-- Start of Material supplied --

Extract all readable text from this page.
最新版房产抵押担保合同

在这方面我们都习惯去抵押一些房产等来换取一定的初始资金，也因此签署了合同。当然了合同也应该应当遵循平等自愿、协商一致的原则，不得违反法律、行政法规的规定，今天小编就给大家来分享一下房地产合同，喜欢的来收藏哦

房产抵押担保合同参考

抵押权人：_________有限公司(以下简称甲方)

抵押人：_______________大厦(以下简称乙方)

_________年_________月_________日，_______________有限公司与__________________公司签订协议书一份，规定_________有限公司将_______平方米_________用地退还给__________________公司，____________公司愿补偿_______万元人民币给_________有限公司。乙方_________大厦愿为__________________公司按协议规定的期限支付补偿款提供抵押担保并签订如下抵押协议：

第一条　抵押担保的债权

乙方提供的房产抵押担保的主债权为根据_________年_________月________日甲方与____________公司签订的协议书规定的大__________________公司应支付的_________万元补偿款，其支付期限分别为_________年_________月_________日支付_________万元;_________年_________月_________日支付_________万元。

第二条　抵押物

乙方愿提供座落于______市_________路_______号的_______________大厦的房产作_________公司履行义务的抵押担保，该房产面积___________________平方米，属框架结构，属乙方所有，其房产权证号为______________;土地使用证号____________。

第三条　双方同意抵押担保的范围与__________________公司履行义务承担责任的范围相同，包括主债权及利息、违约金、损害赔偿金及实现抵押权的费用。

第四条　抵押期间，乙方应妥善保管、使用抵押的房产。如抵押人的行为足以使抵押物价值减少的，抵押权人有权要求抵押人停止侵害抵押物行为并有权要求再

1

-- End of Material supplied --

- **Given request**
The entries above must be returned exactly.

- **The result**
Extract all readable text from this page.
最新版房产抵押担保合同

在这方面我们都习惯去抵押一些房产等来换取一定的初始资金，也因此签署了合同。当然了合同也应该应当遵循平等自愿、协商一致的原则，不得违反法律、行政法规的规定，今天小编就给大家来分享一下房地产合同，喜欢的来收藏哦

房产抵押担保合同参考

抵押权人：_________有限公司(以下简称甲方)

抵押人：_______________大厦(以下简称乙方)

_________年_________月_________日，_______________有限公司与__________________公司签订协议书一份，规定_________有限公司将_______平方米_________用地退还给__________________公司，____________公司愿补偿_______万元人民币给_________有限公司。乙方_________大厦愿为__________________公司按协议规定的期限支付补偿款提供抵押担保并签订如下抵押协议：

第一条　抵押担保的债权

乙方提供的房产抵押担保的主债权为根据_________年_________月________日甲方与____________公司签订的协议书规定的大__________________公司应支付的_________万元补偿款，其支付期限分别为_________年_________月_________日支付_________万元;_________年_________月_________日支付_________万元。

第二条　抵押物

乙方愿提供座落于______市_________路_______号的_______________大厦的房产作_________公司履行义务的抵押担保，该房产面积___________________平方米，属框架结构，属乙方所有，其房产权证号为______________;土地使用证号____________。

第三条　双方同意抵押担保的范围与__________________公司履行义务承担责任的范围相同，包括主债权及利息、违约金、损害赔偿金及实现抵押权的费用。

第四条　抵押期间，乙方应妥善保管、使用抵押的房产。如抵押人的行为足以使抵押物价值减少的，抵押权人有权要求抵押人停止侵害抵押物行为并有权要求再

1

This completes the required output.